[begin Exercise inputs]

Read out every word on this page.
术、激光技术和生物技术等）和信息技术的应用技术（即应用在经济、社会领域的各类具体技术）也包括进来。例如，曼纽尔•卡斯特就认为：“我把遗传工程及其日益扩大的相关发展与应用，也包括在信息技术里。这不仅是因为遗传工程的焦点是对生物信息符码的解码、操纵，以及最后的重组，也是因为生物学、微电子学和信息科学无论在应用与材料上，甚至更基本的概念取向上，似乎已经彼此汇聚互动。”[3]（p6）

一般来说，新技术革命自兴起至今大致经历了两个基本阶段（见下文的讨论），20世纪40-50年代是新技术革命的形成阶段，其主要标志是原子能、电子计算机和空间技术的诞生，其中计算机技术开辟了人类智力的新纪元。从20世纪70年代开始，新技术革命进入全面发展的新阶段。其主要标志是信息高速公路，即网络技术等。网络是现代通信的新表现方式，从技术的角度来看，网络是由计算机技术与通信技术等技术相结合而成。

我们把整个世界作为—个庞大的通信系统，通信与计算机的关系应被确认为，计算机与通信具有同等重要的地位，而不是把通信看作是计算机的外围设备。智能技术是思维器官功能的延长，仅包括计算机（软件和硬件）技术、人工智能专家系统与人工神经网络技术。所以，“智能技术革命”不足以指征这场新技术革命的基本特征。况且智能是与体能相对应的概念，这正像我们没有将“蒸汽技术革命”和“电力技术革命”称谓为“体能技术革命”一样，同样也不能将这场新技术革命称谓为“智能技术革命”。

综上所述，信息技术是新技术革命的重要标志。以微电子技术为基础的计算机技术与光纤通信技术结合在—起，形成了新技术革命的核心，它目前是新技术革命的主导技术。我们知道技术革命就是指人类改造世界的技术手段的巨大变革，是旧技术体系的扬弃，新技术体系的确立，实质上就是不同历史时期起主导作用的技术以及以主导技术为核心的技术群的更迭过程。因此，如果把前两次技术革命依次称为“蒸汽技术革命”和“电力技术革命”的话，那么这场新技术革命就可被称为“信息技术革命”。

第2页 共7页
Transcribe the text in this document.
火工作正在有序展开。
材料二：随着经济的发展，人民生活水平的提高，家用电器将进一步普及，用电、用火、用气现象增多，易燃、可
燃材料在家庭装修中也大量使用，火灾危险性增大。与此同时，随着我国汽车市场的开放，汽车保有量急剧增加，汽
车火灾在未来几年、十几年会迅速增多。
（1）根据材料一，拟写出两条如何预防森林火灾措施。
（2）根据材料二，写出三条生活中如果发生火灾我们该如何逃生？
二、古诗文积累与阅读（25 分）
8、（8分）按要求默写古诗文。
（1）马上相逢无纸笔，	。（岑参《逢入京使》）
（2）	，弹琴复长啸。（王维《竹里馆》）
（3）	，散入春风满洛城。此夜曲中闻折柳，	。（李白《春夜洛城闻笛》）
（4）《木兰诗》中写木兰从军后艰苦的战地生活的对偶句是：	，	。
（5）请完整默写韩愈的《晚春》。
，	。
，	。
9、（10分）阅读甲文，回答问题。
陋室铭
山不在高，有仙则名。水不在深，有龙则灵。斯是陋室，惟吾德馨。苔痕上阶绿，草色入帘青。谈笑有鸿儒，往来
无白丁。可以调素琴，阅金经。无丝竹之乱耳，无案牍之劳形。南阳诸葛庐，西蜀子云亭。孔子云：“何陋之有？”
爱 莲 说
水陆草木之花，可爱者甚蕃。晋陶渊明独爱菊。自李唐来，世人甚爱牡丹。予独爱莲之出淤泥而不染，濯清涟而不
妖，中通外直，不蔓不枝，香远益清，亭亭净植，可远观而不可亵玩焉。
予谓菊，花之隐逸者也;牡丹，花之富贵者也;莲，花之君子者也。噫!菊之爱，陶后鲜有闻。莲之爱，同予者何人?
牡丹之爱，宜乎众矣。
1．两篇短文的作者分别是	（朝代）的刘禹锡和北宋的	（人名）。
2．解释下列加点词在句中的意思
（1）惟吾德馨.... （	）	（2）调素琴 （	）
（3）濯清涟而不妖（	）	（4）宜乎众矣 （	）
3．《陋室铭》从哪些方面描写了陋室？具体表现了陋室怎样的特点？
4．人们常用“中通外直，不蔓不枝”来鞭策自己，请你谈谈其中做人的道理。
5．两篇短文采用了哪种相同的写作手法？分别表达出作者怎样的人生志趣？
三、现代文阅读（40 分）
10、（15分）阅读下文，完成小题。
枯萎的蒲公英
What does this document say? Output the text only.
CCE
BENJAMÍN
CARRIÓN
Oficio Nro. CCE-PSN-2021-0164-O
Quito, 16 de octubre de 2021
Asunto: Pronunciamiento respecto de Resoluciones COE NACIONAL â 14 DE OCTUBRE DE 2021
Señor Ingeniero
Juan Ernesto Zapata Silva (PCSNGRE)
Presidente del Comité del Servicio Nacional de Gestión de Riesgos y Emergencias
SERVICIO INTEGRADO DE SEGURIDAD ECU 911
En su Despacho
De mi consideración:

[end Exercise inputs]

Written instruction
Return the entries above exactly, each one complete.

Correct answer
Read out every word on this page.
术、激光技术和生物技术等）和信息技术的应用技术（即应用在经济、社会领域的各类具体技术）也包括进来。例如，曼纽尔•卡斯特就认为：“我把遗传工程及其日益扩大的相关发展与应用，也包括在信息技术里。这不仅是因为遗传工程的焦点是对生物信息符码的解码、操纵，以及最后的重组，也是因为生物学、微电子学和信息科学无论在应用与材料上，甚至更基本的概念取向上，似乎已经彼此汇聚互动。”[3]（p6）

一般来说，新技术革命自兴起至今大致经历了两个基本阶段（见下文的讨论），20世纪40-50年代是新技术革命的形成阶段，其主要标志是原子能、电子计算机和空间技术的诞生，其中计算机技术开辟了人类智力的新纪元。从20世纪70年代开始，新技术革命进入全面发展的新阶段。其主要标志是信息高速公路，即网络技术等。网络是现代通信的新表现方式，从技术的角度来看，网络是由计算机技术与通信技术等技术相结合而成。

我们把整个世界作为—个庞大的通信系统，通信与计算机的关系应被确认为，计算机与通信具有同等重要的地位，而不是把通信看作是计算机的外围设备。智能技术是思维器官功能的延长，仅包括计算机（软件和硬件）技术、人工智能专家系统与人工神经网络技术。所以，“智能技术革命”不足以指征这场新技术革命的基本特征。况且智能是与体能相对应的概念，这正像我们没有将“蒸汽技术革命”和“电力技术革命”称谓为“体能技术革命”一样，同样也不能将这场新技术革命称谓为“智能技术革命”。

综上所述，信息技术是新技术革命的重要标志。以微电子技术为基础的计算机技术与光纤通信技术结合在—起，形成了新技术革命的核心，它目前是新技术革命的主导技术。我们知道技术革命就是指人类改造世界的技术手段的巨大变革，是旧技术体系的扬弃，新技术体系的确立，实质上就是不同历史时期起主导作用的技术以及以主导技术为核心的技术群的更迭过程。因此，如果把前两次技术革命依次称为“蒸汽技术革命”和“电力技术革命”的话，那么这场新技术革命就可被称为“信息技术革命”。

第2页 共7页
Transcribe the text in this document.
火工作正在有序展开。
材料二：随着经济的发展，人民生活水平的提高，家用电器将进一步普及，用电、用火、用气现象增多，易燃、可
燃材料在家庭装修中也大量使用，火灾危险性增大。与此同时，随着我国汽车市场的开放，汽车保有量急剧增加，汽
车火灾在未来几年、十几年会迅速增多。
（1）根据材料一，拟写出两条如何预防森林火灾措施。
（2）根据材料二，写出三条生活中如果发生火灾我们该如何逃生？
二、古诗文积累与阅读（25 分）
8、（8分）按要求默写古诗文。
（1）马上相逢无纸笔，	。（岑参《逢入京使》）
（2）	，弹琴复长啸。（王维《竹里馆》）
（3）	，散入春风满洛城。此夜曲中闻折柳，	。（李白《春夜洛城闻笛》）
（4）《木兰诗》中写木兰从军后艰苦的战地生活的对偶句是：	，	。
（5）请完整默写韩愈的《晚春》。
，	。
，	。
9、（10分）阅读甲文，回答问题。
陋室铭
山不在高，有仙则名。水不在深，有龙则灵。斯是陋室，惟吾德馨。苔痕上阶绿，草色入帘青。谈笑有鸿儒，往来
无白丁。可以调素琴，阅金经。无丝竹之乱耳，无案牍之劳形。南阳诸葛庐，西蜀子云亭。孔子云：“何陋之有？”
爱 莲 说
水陆草木之花，可爱者甚蕃。晋陶渊明独爱菊。自李唐来，世人甚爱牡丹。予独爱莲之出淤泥而不染，濯清涟而不
妖，中通外直，不蔓不枝，香远益清，亭亭净植，可远观而不可亵玩焉。
予谓菊，花之隐逸者也;牡丹，花之富贵者也;莲，花之君子者也。噫!菊之爱，陶后鲜有闻。莲之爱，同予者何人?
牡丹之爱，宜乎众矣。
1．两篇短文的作者分别是	（朝代）的刘禹锡和北宋的	（人名）。
2．解释下列加点词在句中的意思
（1）惟吾德馨.... （	）	（2）调素琴 （	）
（3）濯清涟而不妖（	）	（4）宜乎众矣 （	）
3．《陋室铭》从哪些方面描写了陋室？具体表现了陋室怎样的特点？
4．人们常用“中通外直，不蔓不枝”来鞭策自己，请你谈谈其中做人的道理。
5．两篇短文采用了哪种相同的写作手法？分别表达出作者怎样的人生志趣？
三、现代文阅读（40 分）
10、（15分）阅读下文，完成小题。
枯萎的蒲公英
What does this document say? Output the text only.
CCE
BENJAMÍN
CARRIÓN
Oficio Nro. CCE-PSN-2021-0164-O
Quito, 16 de octubre de 2021
Asunto: Pronunciamiento respecto de Resoluciones COE NACIONAL â 14 DE OCTUBRE DE 2021
Señor Ingeniero
Juan Ernesto Zapata Silva (PCSNGRE)
Presidente del Comité del Servicio Nacional de Gestión de Riesgos y Emergencias
SERVICIO INTEGRADO DE SEGURIDAD ECU 911
En su Despacho
De mi consideración:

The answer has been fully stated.